─── GIVEN DATA ───

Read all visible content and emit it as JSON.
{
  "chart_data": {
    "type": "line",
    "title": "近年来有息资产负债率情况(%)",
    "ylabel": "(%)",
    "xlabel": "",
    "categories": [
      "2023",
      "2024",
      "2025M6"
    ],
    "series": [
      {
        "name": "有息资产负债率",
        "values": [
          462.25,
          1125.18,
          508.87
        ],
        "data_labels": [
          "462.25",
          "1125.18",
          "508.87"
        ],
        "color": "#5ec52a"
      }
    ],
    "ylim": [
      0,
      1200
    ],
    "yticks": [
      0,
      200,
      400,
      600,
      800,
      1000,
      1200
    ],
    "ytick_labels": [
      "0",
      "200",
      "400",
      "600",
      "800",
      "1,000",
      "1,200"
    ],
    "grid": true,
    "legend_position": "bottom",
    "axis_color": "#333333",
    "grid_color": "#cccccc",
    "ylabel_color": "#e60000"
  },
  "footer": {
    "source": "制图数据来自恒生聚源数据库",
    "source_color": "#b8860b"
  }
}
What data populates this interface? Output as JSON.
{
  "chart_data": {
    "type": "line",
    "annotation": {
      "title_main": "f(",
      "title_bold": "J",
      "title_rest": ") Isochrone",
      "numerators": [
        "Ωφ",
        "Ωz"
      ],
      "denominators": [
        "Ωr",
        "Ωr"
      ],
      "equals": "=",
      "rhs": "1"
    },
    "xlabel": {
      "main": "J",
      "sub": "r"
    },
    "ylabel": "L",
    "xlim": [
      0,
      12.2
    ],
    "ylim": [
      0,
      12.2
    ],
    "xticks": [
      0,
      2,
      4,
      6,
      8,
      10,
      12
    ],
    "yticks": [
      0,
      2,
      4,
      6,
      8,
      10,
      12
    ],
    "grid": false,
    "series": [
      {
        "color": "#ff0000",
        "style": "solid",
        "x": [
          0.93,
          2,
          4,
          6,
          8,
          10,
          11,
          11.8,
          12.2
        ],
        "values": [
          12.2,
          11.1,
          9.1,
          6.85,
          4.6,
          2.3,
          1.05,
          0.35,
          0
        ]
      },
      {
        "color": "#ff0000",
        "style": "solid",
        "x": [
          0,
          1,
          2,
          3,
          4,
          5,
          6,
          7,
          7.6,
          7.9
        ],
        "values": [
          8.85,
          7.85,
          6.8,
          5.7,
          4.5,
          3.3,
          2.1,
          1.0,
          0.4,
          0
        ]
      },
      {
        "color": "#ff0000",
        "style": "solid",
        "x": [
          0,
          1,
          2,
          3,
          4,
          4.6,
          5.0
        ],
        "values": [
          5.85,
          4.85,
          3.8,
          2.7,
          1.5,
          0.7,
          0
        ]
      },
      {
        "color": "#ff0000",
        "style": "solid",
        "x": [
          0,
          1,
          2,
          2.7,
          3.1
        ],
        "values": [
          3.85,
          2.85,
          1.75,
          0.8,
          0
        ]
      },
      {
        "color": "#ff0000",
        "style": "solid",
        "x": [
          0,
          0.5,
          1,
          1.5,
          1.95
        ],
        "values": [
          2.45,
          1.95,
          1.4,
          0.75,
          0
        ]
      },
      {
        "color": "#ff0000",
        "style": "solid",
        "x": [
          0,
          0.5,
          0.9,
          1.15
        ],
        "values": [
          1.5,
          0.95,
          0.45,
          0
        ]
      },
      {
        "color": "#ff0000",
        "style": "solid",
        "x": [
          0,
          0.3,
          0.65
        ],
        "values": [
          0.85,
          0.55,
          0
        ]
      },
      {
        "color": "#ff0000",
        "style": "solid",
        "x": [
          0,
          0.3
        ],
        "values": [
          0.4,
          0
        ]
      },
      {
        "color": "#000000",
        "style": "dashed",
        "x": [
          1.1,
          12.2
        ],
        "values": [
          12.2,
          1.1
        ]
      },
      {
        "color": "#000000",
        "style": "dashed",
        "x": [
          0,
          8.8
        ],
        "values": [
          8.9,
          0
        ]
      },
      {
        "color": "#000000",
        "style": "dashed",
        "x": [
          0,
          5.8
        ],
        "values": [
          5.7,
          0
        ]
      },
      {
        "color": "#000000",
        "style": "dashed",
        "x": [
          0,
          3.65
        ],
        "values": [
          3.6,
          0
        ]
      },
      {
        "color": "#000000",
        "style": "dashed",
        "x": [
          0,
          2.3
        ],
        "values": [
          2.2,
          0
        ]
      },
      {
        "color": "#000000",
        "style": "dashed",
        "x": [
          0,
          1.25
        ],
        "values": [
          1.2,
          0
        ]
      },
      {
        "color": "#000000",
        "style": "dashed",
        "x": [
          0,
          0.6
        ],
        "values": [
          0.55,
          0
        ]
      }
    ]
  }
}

───

-- EXERCISE --
Transcribe every entry exactly.

-- TASK RESULT --
Read all visible content and emit it as JSON.
{
  "chart_data": {
    "type": "line",
    "title": "近年来有息资产负债率情况(%)",
    "ylabel": "(%)",
    "xlabel": "",
    "categories": [
      "2023",
      "2024",
      "2025M6"
    ],
    "series": [
      {
        "name": "有息资产负债率",
        "values": [
          462.25,
          1125.18,
          508.87
        ],
        "data_labels": [
          "462.25",
          "1125.18",
          "508.87"
        ],
        "color": "#5ec52a"
      }
    ],
    "ylim": [
      0,
      1200
    ],
    "yticks": [
      0,
      200,
      400,
      600,
      800,
      1000,
      1200
    ],
    "ytick_labels": [
      "0",
      "200",
      "400",
      "600",
      "800",
      "1,000",
      "1,200"
    ],
    "grid": true,
    "legend_position": "bottom",
    "axis_color": "#333333",
    "grid_color": "#cccccc",
    "ylabel_color": "#e60000"
  },
  "footer": {
    "source": "制图数据来自恒生聚源数据库",
    "source_color": "#b8860b"
  }
}
What data populates this interface? Output as JSON.
{
  "chart_data": {
    "type": "line",
    "annotation": {
      "title_main": "f(",
      "title_bold": "J",
      "title_rest": ") Isochrone",
      "numerators": [
        "Ωφ",
        "Ωz"
      ],
      "denominators": [
        "Ωr",
        "Ωr"
      ],
      "equals": "=",
      "rhs": "1"
    },
    "xlabel": {
      "main": "J",
      "sub": "r"
    },
    "ylabel": "L",
    "xlim": [
      0,
      12.2
    ],
    "ylim": [
      0,
      12.2
    ],
    "xticks": [
      0,
      2,
      4,
      6,
      8,
      10,
      12
    ],
    "yticks": [
      0,
      2,
      4,
      6,
      8,
      10,
      12
    ],
    "grid": false,
    "series": [
      {
        "color": "#ff0000",
        "style": "solid",
        "x": [
          0.93,
          2,
          4,
          6,
          8,
          10,
          11,
          11.8,
          12.2
        ],
        "values": [
          12.2,
          11.1,
          9.1,
          6.85,
          4.6,
          2.3,
          1.05,
          0.35,
          0
        ]
      },
      {
        "color": "#ff0000",
        "style": "solid",
        "x": [
          0,
          1,
          2,
          3,
          4,
          5,
          6,
          7,
          7.6,
          7.9
        ],
        "values": [
          8.85,
          7.85,
          6.8,
          5.7,
          4.5,
          3.3,
          2.1,
          1.0,
          0.4,
          0
        ]
      },
      {
        "color": "#ff0000",
        "style": "solid",
        "x": [
          0,
          1,
          2,
          3,
          4,
          4.6,
          5.0
        ],
        "values": [
          5.85,
          4.85,
          3.8,
          2.7,
          1.5,
          0.7,
          0
        ]
      },
      {
        "color": "#ff0000",
        "style": "solid",
        "x": [
          0,
          1,
          2,
          2.7,
          3.1
        ],
        "values": [
          3.85,
          2.85,
          1.75,
          0.8,
          0
        ]
      },
      {
        "color": "#ff0000",
        "style": "solid",
        "x": [
          0,
          0.5,
          1,
          1.5,
          1.95
        ],
        "values": [
          2.45,
          1.95,
          1.4,
          0.75,
          0
        ]
      },
      {
        "color": "#ff0000",
        "style": "solid",
        "x": [
          0,
          0.5,
          0.9,
          1.15
        ],
        "values": [
          1.5,
          0.95,
          0.45,
          0
        ]
      },
      {
        "color": "#ff0000",
        "style": "solid",
        "x": [
          0,
          0.3,
          0.65
        ],
        "values": [
          0.85,
          0.55,
          0
        ]
      },
      {
        "color": "#ff0000",
        "style": "solid",
        "x": [
          0,
          0.3
        ],
        "values": [
          0.4,
          0
        ]
      },
      {
        "color": "#000000",
        "style": "dashed",
        "x": [
          1.1,
          12.2
        ],
        "values": [
          12.2,
          1.1
        ]
      },
      {
        "color": "#000000",
        "style": "dashed",
        "x": [
          0,
          8.8
        ],
        "values": [
          8.9,
          0
        ]
      },
      {
        "color": "#000000",
        "style": "dashed",
        "x": [
          0,
          5.8
        ],
        "values": [
          5.7,
          0
        ]
      },
      {
        "color": "#000000",
        "style": "dashed",
        "x": [
          0,
          3.65
        ],
        "values": [
          3.6,
          0
        ]
      },
      {
        "color": "#000000",
        "style": "dashed",
        "x": [
          0,
          2.3
        ],
        "values": [
          2.2,
          0
        ]
      },
      {
        "color": "#000000",
        "style": "dashed",
        "x": [
          0,
          1.25
        ],
        "values": [
          1.2,
          0
        ]
      },
      {
        "color": "#000000",
        "style": "dashed",
        "x": [
          0,
          0.6
        ],
        "values": [
          0.55,
          0
        ]
      }
    ]
  }
}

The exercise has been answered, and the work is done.